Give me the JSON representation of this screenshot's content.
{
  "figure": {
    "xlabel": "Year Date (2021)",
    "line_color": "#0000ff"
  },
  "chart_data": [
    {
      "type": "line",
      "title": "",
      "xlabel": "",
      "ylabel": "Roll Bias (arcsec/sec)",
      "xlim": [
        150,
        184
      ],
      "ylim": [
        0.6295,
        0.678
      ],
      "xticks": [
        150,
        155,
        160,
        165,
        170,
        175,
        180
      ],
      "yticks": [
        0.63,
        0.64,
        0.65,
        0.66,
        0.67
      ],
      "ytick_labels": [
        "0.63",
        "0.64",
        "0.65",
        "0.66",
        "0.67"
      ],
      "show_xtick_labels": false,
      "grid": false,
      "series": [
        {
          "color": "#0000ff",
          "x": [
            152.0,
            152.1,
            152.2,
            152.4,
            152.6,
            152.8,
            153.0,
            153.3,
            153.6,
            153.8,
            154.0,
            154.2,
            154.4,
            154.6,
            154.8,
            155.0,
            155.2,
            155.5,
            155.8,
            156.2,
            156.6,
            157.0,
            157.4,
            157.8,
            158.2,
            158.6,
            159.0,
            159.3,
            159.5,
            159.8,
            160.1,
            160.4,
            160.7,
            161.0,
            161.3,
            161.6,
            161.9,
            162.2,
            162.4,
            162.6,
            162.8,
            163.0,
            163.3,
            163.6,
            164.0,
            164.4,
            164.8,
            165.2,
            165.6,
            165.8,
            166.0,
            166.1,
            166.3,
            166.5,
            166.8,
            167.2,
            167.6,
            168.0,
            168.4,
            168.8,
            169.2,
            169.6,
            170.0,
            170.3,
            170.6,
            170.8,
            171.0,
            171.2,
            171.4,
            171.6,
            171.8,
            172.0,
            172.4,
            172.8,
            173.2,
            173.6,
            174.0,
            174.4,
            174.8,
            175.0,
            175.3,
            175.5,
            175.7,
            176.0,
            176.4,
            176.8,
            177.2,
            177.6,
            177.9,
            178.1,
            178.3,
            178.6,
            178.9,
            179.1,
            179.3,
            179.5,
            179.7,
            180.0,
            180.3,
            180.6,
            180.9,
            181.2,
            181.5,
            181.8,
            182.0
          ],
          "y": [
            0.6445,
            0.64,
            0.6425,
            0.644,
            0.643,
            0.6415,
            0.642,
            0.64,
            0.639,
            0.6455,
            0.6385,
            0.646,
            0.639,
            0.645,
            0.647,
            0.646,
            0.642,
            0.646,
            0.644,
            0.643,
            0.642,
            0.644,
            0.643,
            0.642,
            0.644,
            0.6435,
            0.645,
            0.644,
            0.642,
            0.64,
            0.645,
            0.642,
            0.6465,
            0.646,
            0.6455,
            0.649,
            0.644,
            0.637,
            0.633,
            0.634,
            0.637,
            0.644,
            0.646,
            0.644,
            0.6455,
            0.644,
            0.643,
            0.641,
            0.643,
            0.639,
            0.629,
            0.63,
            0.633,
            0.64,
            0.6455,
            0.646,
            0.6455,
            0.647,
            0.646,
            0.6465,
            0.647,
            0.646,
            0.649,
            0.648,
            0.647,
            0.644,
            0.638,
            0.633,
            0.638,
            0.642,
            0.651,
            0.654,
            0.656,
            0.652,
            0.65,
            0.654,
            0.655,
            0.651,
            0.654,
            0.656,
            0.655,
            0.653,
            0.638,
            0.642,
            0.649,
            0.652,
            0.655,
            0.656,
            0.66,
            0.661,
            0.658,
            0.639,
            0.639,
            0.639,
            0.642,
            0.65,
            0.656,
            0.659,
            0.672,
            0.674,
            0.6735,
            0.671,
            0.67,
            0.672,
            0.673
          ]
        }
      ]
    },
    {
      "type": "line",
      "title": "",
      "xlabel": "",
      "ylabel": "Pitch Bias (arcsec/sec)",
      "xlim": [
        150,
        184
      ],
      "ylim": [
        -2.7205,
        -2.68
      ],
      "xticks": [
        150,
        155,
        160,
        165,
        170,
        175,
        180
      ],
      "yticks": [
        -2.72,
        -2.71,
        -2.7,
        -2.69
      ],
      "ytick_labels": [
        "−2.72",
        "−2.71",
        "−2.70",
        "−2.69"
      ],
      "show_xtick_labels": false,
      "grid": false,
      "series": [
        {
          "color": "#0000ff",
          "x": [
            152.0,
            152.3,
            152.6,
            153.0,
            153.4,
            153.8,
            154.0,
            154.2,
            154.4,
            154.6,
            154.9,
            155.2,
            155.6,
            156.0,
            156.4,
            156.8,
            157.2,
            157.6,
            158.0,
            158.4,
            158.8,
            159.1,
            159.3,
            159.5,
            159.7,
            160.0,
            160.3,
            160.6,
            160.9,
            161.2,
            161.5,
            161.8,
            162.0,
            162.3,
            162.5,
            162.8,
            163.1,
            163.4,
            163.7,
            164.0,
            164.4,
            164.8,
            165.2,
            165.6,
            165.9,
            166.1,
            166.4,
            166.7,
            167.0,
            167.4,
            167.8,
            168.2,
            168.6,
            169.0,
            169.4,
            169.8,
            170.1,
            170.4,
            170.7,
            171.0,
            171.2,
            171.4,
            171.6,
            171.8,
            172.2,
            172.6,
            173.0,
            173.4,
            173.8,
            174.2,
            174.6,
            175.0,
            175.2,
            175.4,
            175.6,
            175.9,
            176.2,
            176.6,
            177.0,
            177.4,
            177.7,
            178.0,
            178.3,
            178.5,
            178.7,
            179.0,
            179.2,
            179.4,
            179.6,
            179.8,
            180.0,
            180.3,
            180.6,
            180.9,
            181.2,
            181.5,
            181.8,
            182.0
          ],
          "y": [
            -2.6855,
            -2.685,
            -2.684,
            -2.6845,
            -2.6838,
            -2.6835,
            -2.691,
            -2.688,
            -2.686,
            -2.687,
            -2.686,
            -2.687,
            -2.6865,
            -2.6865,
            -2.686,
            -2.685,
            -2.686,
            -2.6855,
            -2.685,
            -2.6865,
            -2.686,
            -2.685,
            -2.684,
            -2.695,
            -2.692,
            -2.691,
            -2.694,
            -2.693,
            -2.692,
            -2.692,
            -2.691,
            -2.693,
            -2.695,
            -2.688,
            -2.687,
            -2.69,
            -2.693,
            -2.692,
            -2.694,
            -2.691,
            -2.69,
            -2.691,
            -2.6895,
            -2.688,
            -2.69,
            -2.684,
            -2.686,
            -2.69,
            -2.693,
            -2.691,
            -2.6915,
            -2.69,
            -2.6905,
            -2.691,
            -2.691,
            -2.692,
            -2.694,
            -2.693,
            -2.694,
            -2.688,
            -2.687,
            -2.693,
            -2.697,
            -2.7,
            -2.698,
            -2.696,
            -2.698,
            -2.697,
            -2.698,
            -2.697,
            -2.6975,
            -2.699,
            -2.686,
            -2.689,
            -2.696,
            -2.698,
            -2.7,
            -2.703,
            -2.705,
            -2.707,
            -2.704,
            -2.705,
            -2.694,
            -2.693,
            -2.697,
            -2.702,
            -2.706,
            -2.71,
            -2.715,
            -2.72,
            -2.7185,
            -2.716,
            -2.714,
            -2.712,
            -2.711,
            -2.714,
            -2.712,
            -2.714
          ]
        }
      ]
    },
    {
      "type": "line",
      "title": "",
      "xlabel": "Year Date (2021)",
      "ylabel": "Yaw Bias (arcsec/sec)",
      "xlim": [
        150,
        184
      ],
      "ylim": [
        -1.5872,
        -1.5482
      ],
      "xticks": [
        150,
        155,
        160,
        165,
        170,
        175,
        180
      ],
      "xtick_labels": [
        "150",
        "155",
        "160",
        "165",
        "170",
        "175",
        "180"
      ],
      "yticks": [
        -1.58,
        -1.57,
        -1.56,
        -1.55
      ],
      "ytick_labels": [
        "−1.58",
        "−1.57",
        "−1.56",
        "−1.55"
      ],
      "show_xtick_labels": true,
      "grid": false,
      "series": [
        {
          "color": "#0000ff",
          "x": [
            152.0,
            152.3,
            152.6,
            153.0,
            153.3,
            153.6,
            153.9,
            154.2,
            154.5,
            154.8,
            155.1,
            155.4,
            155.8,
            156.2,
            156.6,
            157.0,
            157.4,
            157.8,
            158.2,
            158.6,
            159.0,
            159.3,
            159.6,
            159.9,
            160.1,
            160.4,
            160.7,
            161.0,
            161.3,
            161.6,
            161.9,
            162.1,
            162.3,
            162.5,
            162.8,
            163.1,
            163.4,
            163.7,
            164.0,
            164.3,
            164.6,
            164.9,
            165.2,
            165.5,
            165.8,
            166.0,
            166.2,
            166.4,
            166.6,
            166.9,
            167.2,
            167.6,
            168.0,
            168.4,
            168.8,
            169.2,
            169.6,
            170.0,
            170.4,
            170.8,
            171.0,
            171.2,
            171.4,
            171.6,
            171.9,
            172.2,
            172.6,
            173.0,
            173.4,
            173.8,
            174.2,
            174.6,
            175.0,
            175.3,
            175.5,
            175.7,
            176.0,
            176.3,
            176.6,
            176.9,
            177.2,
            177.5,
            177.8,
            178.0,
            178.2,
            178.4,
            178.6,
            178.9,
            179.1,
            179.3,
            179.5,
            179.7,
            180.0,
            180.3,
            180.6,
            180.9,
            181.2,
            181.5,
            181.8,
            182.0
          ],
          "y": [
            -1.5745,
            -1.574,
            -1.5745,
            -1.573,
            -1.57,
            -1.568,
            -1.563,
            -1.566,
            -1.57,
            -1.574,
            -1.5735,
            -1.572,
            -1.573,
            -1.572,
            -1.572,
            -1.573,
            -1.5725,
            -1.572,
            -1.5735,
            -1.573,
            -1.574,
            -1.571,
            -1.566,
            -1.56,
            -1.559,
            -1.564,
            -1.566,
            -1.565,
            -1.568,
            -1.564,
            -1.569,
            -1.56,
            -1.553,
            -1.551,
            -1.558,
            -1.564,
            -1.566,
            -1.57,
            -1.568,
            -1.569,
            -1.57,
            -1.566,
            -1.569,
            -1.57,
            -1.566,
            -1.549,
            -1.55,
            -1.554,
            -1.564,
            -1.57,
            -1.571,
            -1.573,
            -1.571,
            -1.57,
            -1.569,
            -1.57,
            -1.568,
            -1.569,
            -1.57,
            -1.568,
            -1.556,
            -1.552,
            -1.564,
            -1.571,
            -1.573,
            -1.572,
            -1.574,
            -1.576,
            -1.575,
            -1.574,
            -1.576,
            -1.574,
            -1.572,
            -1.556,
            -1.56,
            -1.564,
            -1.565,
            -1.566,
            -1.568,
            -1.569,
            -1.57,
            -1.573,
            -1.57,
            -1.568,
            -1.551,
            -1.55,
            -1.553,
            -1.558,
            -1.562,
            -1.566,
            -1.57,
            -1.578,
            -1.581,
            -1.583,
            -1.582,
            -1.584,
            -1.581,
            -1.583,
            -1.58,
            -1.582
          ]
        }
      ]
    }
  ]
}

### What is asked
Where a line of the data holds "xlabel", show that line.

### Reply
    "xlabel": "Year Date (2021)",
      "xlabel": "",
      "xlabel": "",
      "xlabel": "Year Date (2021)",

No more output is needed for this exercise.